-- start --

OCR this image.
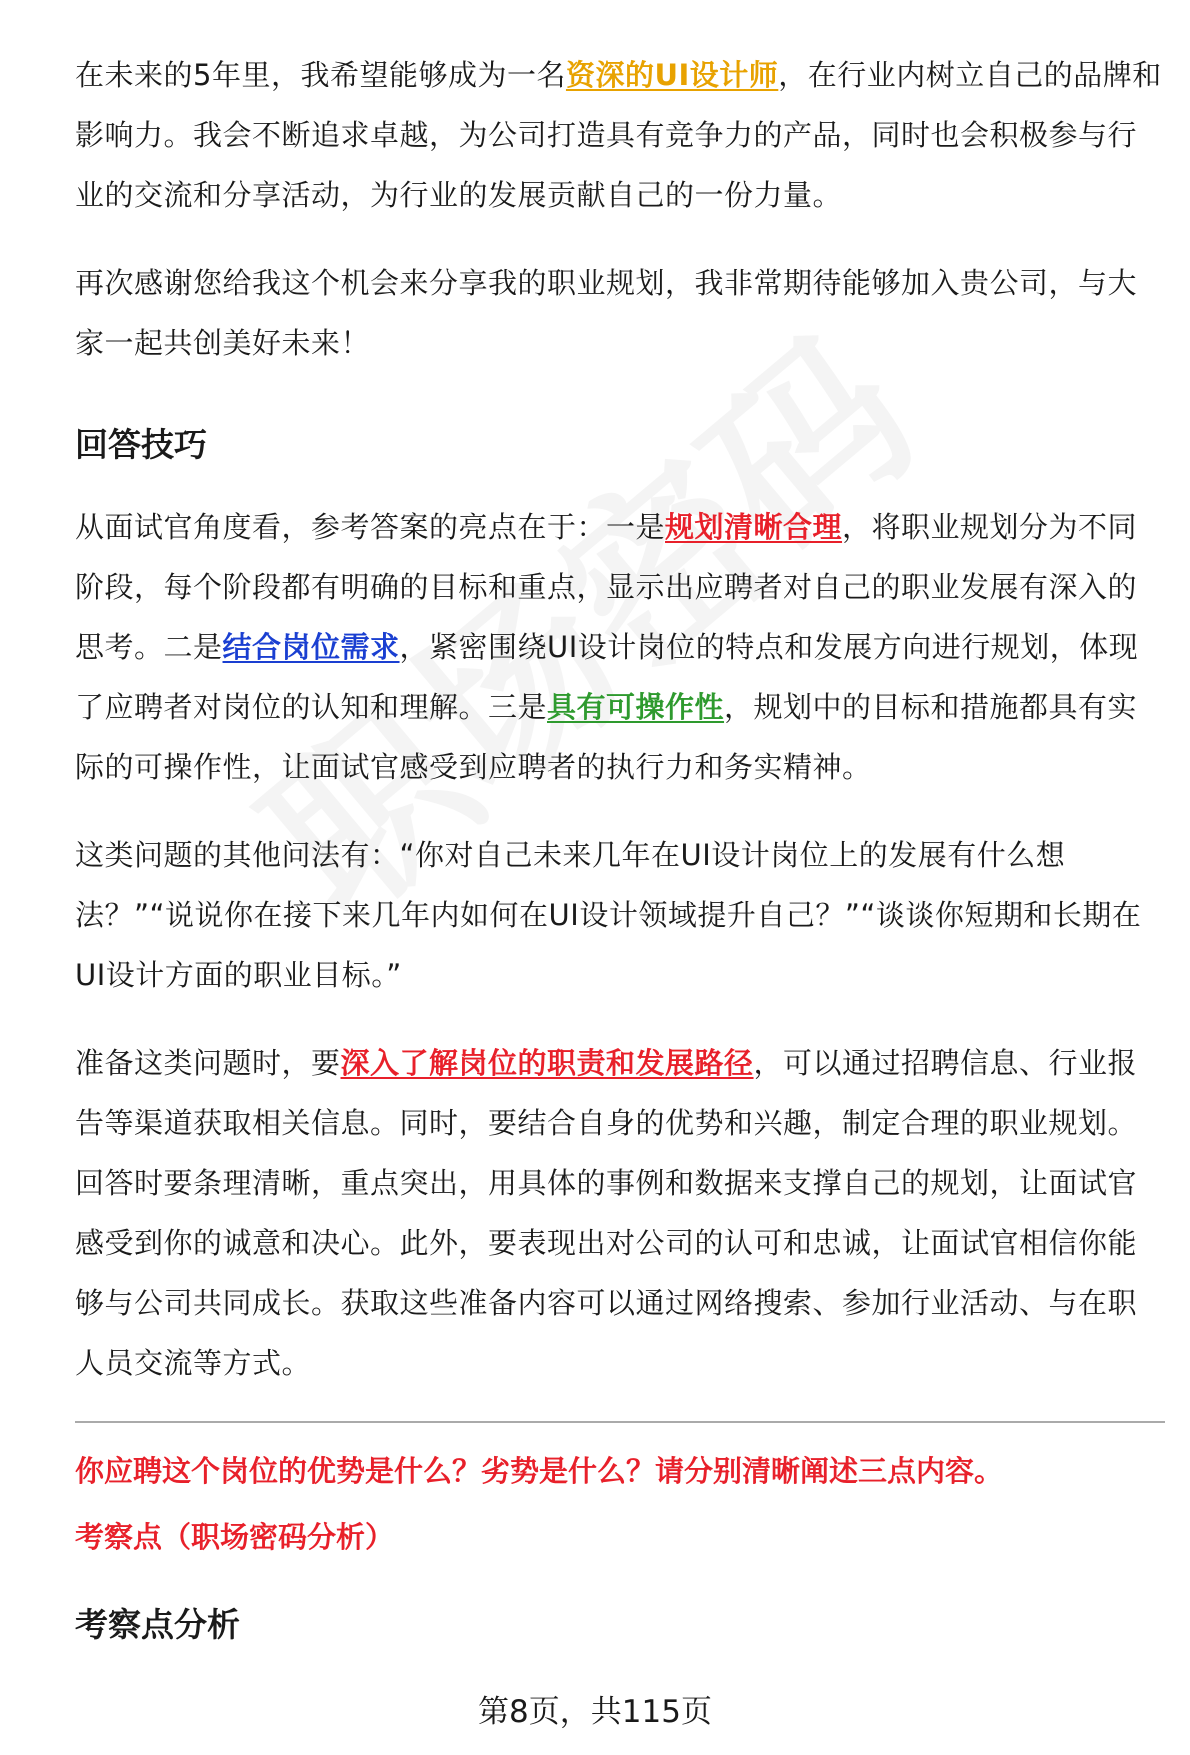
在未来的5年里，我希望能够成为一名资深的UI设计师，在行业内树立自己的品牌和影响力。我会不断追求卓越，为公司打造具有竞争力的产品，同时也会积极参与行业的交流和分享活动，为行业的发展贡献自己的一份力量。

再次感谢您给我这个机会来分享我的职业规划，我非常期待能够加入贵公司，与大家一起共创美好未来！

回答技巧

从面试官角度看，参考答案的亮点在于：一是规划清晰合理，将职业规划分为不同阶段，每个阶段都有明确的目标和重点，显示出应聘者对自己的职业发展有深入的思考。二是结合岗位需求，紧密围绕UI设计岗位的特点和发展方向进行规划，体现了应聘者对岗位的认知和理解。三是具有可操作性，规划中的目标和措施都具有实际的可操作性，让面试官感受到应聘者的执行力和务实精神。

这类问题的其他问法有：“你对自己未来几年在UI设计岗位上的发展有什么想法？”“说说你在接下来几年内如何在UI设计领域提升自己？”“谈谈你短期和长期在UI设计方面的职业目标。”

准备这类问题时，要深入了解岗位的职责和发展路径，可以通过招聘信息、行业报告等渠道获取相关信息。同时，要结合自身的优势和兴趣，制定合理的职业规划。回答时要条理清晰，重点突出，用具体的事例和数据来支撑自己的规划，让面试官感受到你的诚意和决心。此外，要表现出对公司的认可和忠诚，让面试官相信你能够与公司共同成长。获取这些准备内容可以通过网络搜索、参加行业活动、与在职人员交流等方式。

你应聘这个岗位的优势是什么？劣势是什么？请分别清晰阐述三点内容。
考察点（职场密码分析）
考察点分析
第8页，共115页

-- end --

Return the records exactly. Don't carry the pictures over.

OCR this image.
在未来的5年里，我希望能够成为一名资深的UI设计师，在行业内树立自己的品牌和影响力。我会不断追求卓越，为公司打造具有竞争力的产品，同时也会积极参与行业的交流和分享活动，为行业的发展贡献自己的一份力量。

再次感谢您给我这个机会来分享我的职业规划，我非常期待能够加入贵公司，与大家一起共创美好未来！

回答技巧

从面试官角度看，参考答案的亮点在于：一是规划清晰合理，将职业规划分为不同阶段，每个阶段都有明确的目标和重点，显示出应聘者对自己的职业发展有深入的思考。二是结合岗位需求，紧密围绕UI设计岗位的特点和发展方向进行规划，体现了应聘者对岗位的认知和理解。三是具有可操作性，规划中的目标和措施都具有实际的可操作性，让面试官感受到应聘者的执行力和务实精神。

这类问题的其他问法有：“你对自己未来几年在UI设计岗位上的发展有什么想法？”“说说你在接下来几年内如何在UI设计领域提升自己？”“谈谈你短期和长期在UI设计方面的职业目标。”

准备这类问题时，要深入了解岗位的职责和发展路径，可以通过招聘信息、行业报告等渠道获取相关信息。同时，要结合自身的优势和兴趣，制定合理的职业规划。回答时要条理清晰，重点突出，用具体的事例和数据来支撑自己的规划，让面试官感受到你的诚意和决心。此外，要表现出对公司的认可和忠诚，让面试官相信你能够与公司共同成长。获取这些准备内容可以通过网络搜索、参加行业活动、与在职人员交流等方式。

你应聘这个岗位的优势是什么？劣势是什么？请分别清晰阐述三点内容。
考察点（职场密码分析）
考察点分析
第8页，共115页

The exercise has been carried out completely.